* Start Records for this exercise *

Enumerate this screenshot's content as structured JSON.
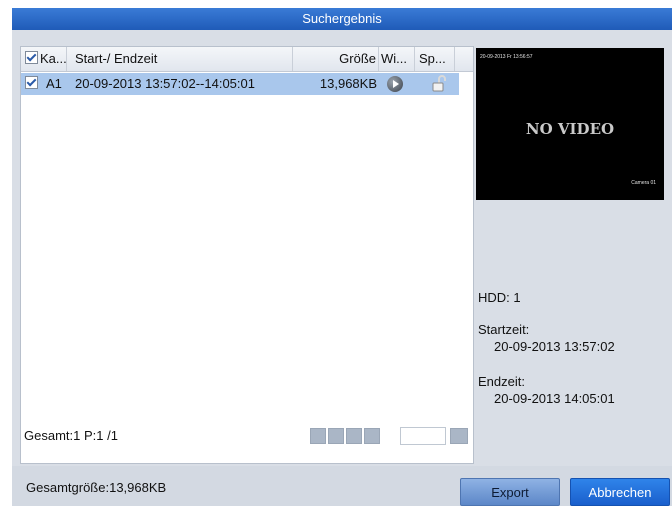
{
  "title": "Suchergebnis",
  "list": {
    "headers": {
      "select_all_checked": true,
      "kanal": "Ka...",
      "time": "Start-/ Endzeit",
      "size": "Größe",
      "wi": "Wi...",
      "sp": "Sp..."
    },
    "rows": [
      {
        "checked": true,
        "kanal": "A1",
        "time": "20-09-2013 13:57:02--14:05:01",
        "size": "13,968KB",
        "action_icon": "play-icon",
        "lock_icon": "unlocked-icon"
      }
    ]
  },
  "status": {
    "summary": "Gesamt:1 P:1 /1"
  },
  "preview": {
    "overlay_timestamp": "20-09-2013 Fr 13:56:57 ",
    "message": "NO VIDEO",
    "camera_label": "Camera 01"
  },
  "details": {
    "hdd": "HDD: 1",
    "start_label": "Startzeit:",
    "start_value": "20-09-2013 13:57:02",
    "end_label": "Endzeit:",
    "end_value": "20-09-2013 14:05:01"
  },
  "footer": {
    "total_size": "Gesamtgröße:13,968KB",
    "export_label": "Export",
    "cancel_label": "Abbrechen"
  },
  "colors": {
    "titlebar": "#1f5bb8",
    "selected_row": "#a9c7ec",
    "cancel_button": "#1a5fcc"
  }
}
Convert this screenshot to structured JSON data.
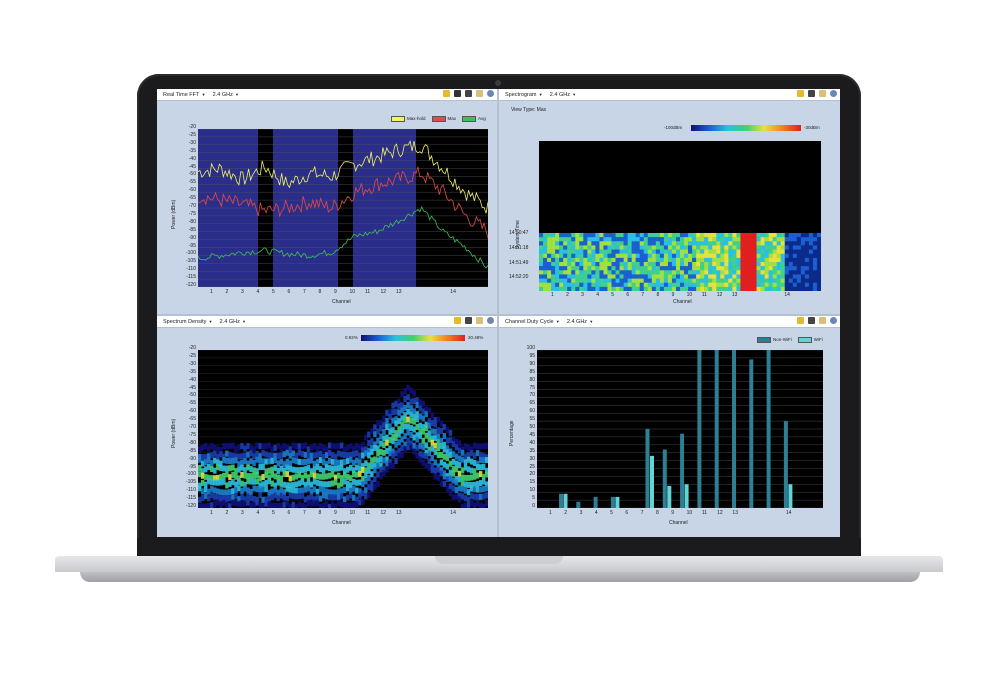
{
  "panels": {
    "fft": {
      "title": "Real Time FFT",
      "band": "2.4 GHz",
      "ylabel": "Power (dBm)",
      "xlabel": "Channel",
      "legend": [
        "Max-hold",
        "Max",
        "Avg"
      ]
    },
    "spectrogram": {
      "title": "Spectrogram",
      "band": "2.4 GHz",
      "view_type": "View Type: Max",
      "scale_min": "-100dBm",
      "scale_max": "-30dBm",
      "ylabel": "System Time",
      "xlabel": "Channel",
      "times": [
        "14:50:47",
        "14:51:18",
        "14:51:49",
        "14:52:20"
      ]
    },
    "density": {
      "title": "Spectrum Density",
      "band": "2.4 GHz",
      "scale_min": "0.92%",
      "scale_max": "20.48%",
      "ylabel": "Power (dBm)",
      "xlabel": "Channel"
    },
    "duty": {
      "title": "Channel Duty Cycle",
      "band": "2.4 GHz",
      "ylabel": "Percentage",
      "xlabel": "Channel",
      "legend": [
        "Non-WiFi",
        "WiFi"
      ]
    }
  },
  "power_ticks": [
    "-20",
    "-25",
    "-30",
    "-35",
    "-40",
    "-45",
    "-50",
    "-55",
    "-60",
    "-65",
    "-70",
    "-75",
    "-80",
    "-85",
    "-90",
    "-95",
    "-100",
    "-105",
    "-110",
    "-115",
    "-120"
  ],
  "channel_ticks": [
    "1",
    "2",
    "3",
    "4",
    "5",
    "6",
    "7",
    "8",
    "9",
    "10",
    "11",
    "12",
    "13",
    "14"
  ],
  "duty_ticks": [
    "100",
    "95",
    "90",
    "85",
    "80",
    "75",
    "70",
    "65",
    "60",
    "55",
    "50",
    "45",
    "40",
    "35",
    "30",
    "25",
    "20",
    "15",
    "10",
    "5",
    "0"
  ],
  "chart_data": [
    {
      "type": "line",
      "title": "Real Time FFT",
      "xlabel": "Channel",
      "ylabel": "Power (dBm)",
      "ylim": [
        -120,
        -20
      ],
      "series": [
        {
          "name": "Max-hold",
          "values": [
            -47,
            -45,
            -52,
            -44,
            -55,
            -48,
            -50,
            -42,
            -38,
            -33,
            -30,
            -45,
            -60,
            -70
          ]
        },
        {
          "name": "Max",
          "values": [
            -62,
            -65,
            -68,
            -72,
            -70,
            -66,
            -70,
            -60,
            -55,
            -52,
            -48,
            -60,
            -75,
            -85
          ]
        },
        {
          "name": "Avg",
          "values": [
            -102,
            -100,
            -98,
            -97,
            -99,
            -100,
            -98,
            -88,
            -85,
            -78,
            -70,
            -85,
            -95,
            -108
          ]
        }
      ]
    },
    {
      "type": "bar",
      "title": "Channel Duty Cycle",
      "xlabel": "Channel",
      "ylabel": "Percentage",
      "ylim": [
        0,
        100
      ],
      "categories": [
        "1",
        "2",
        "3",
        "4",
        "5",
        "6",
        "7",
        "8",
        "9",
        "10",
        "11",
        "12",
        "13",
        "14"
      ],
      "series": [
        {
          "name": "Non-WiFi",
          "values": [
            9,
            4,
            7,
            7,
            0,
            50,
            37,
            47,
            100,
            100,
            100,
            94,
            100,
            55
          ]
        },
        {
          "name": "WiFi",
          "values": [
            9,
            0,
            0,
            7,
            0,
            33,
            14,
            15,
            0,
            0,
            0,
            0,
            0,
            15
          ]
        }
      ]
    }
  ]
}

* End Records for this exercise *

- _Requirements_
Without the pictures, return the entries exactly as they appear.

- _Result of this exercise_
Enumerate this screenshot's content as structured JSON.
{
  "title": "Suchergebnis",
  "list": {
    "headers": {
      "select_all_checked": true,
      "kanal": "Ka...",
      "time": "Start-/ Endzeit",
      "size": "Größe",
      "wi": "Wi...",
      "sp": "Sp..."
    },
    "rows": [
      {
        "checked": true,
        "kanal": "A1",
        "time": "20-09-2013 13:57:02--14:05:01",
        "size": "13,968KB",
        "action_icon": "play-icon",
        "lock_icon": "unlocked-icon"
      }
    ]
  },
  "status": {
    "summary": "Gesamt:1 P:1 /1"
  },
  "preview": {
    "overlay_timestamp": "20-09-2013 Fr 13:56:57 ",
    "message": "NO VIDEO",
    "camera_label": "Camera 01"
  },
  "details": {
    "hdd": "HDD: 1",
    "start_label": "Startzeit:",
    "start_value": "20-09-2013 13:57:02",
    "end_label": "Endzeit:",
    "end_value": "20-09-2013 14:05:01"
  },
  "footer": {
    "total_size": "Gesamtgröße:13,968KB",
    "export_label": "Export",
    "cancel_label": "Abbrechen"
  },
  "colors": {
    "titlebar": "#1f5bb8",
    "selected_row": "#a9c7ec",
    "cancel_button": "#1a5fcc"
  }
}
Convert this screenshot to structured JSON data.
{
  "panels": {
    "fft": {
      "title": "Real Time FFT",
      "band": "2.4 GHz",
      "ylabel": "Power (dBm)",
      "xlabel": "Channel",
      "legend": [
        "Max-hold",
        "Max",
        "Avg"
      ]
    },
    "spectrogram": {
      "title": "Spectrogram",
      "band": "2.4 GHz",
      "view_type": "View Type: Max",
      "scale_min": "-100dBm",
      "scale_max": "-30dBm",
      "ylabel": "System Time",
      "xlabel": "Channel",
      "times": [
        "14:50:47",
        "14:51:18",
        "14:51:49",
        "14:52:20"
      ]
    },
    "density": {
      "title": "Spectrum Density",
      "band": "2.4 GHz",
      "scale_min": "0.92%",
      "scale_max": "20.48%",
      "ylabel": "Power (dBm)",
      "xlabel": "Channel"
    },
    "duty": {
      "title": "Channel Duty Cycle",
      "band": "2.4 GHz",
      "ylabel": "Percentage",
      "xlabel": "Channel",
      "legend": [
        "Non-WiFi",
        "WiFi"
      ]
    }
  },
  "power_ticks": [
    "-20",
    "-25",
    "-30",
    "-35",
    "-40",
    "-45",
    "-50",
    "-55",
    "-60",
    "-65",
    "-70",
    "-75",
    "-80",
    "-85",
    "-90",
    "-95",
    "-100",
    "-105",
    "-110",
    "-115",
    "-120"
  ],
  "channel_ticks": [
    "1",
    "2",
    "3",
    "4",
    "5",
    "6",
    "7",
    "8",
    "9",
    "10",
    "11",
    "12",
    "13",
    "14"
  ],
  "duty_ticks": [
    "100",
    "95",
    "90",
    "85",
    "80",
    "75",
    "70",
    "65",
    "60",
    "55",
    "50",
    "45",
    "40",
    "35",
    "30",
    "25",
    "20",
    "15",
    "10",
    "5",
    "0"
  ],
  "chart_data": [
    {
      "type": "line",
      "title": "Real Time FFT",
      "xlabel": "Channel",
      "ylabel": "Power (dBm)",
      "ylim": [
        -120,
        -20
      ],
      "series": [
        {
          "name": "Max-hold",
          "values": [
            -47,
            -45,
            -52,
            -44,
            -55,
            -48,
            -50,
            -42,
            -38,
            -33,
            -30,
            -45,
            -60,
            -70
          ]
        },
        {
          "name": "Max",
          "values": [
            -62,
            -65,
            -68,
            -72,
            -70,
            -66,
            -70,
            -60,
            -55,
            -52,
            -48,
            -60,
            -75,
            -85
          ]
        },
        {
          "name": "Avg",
          "values": [
            -102,
            -100,
            -98,
            -97,
            -99,
            -100,
            -98,
            -88,
            -85,
            -78,
            -70,
            -85,
            -95,
            -108
          ]
        }
      ]
    },
    {
      "type": "bar",
      "title": "Channel Duty Cycle",
      "xlabel": "Channel",
      "ylabel": "Percentage",
      "ylim": [
        0,
        100
      ],
      "categories": [
        "1",
        "2",
        "3",
        "4",
        "5",
        "6",
        "7",
        "8",
        "9",
        "10",
        "11",
        "12",
        "13",
        "14"
      ],
      "series": [
        {
          "name": "Non-WiFi",
          "values": [
            9,
            4,
            7,
            7,
            0,
            50,
            37,
            47,
            100,
            100,
            100,
            94,
            100,
            55
          ]
        },
        {
          "name": "WiFi",
          "values": [
            9,
            0,
            0,
            7,
            0,
            33,
            14,
            15,
            0,
            0,
            0,
            0,
            0,
            15
          ]
        }
      ]
    }
  ]
}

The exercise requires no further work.